WORK INSTRUCTIONS —
Show all lines holding "Sentiment".

╭─ DATA SHOWN

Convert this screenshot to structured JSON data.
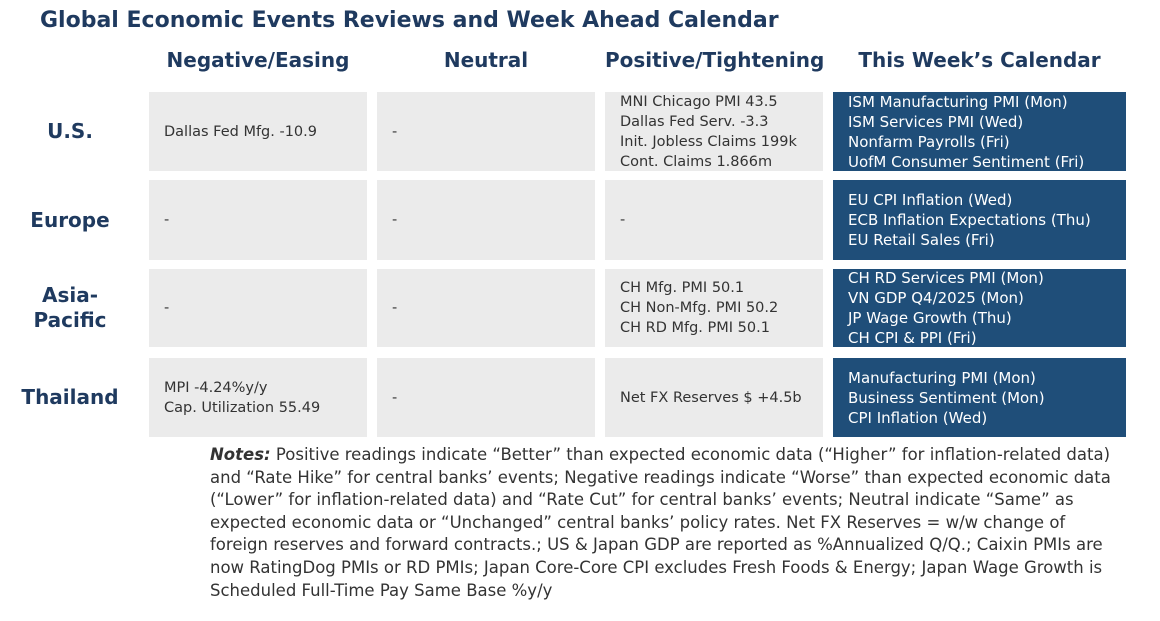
{
  "title": "Global Economic Events Reviews and Week Ahead Calendar",
  "columns": [
    "Negative/Easing",
    "Neutral",
    "Positive/Tightening",
    "This Week’s Calendar"
  ],
  "rows": [
    {
      "label": [
        "U.S."
      ],
      "cells": [
        [
          "Dallas Fed Mfg. -10.9"
        ],
        [
          "-"
        ],
        [
          "MNI Chicago PMI 43.5",
          "Dallas Fed Serv. -3.3",
          "Init. Jobless Claims 199k",
          "Cont. Claims 1.866m"
        ],
        [
          "ISM Manufacturing PMI (Mon)",
          "ISM Services PMI (Wed)",
          "Nonfarm Payrolls (Fri)",
          "UofM Consumer Sentiment (Fri)"
        ]
      ]
    },
    {
      "label": [
        "Europe"
      ],
      "cells": [
        [
          "-"
        ],
        [
          "-"
        ],
        [
          "-"
        ],
        [
          "EU CPI Inflation (Wed)",
          "ECB Inflation Expectations (Thu)",
          "EU Retail Sales (Fri)"
        ]
      ]
    },
    {
      "label": [
        "Asia-",
        "Pacific"
      ],
      "cells": [
        [
          "-"
        ],
        [
          "-"
        ],
        [
          "CH Mfg. PMI 50.1",
          "CH Non-Mfg. PMI 50.2",
          "CH RD Mfg. PMI 50.1"
        ],
        [
          "CH RD Services PMI (Mon)",
          "VN GDP Q4/2025 (Mon)",
          "JP Wage Growth (Thu)",
          "CH CPI & PPI (Fri)"
        ]
      ]
    },
    {
      "label": [
        "Thailand"
      ],
      "cells": [
        [
          "MPI -4.24%y/y",
          "Cap. Utilization 55.49"
        ],
        [
          "-"
        ],
        [
          "Net FX Reserves $ +4.5b"
        ],
        [
          "Manufacturing PMI (Mon)",
          "Business Sentiment (Mon)",
          "CPI Inflation (Wed)"
        ]
      ]
    }
  ],
  "notes": {
    "label": "Notes:",
    "text": "Positive readings indicate “Better” than expected economic data (“Higher” for inflation-related data) and “Rate Hike” for central banks’ events; Negative readings indicate “Worse” than expected economic data (“Lower” for inflation-related data) and “Rate Cut” for central banks’ events; Neutral indicate “Same” as expected economic data or “Unchanged” central banks’ policy rates. Net FX Reserves = w/w change of foreign reserves and forward contracts.; US & Japan GDP are reported as %Annualized Q/Q.; Caixin PMIs are now RatingDog PMIs or RD PMIs; Japan Core-Core CPI excludes Fresh Foods & Energy; Japan Wage Growth is Scheduled Full-Time Pay Same Base %y/y"
  }
}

╰─

WRITTEN REPLY —
          "UofM Consumer Sentiment (Fri)"
          "Business Sentiment (Mon)",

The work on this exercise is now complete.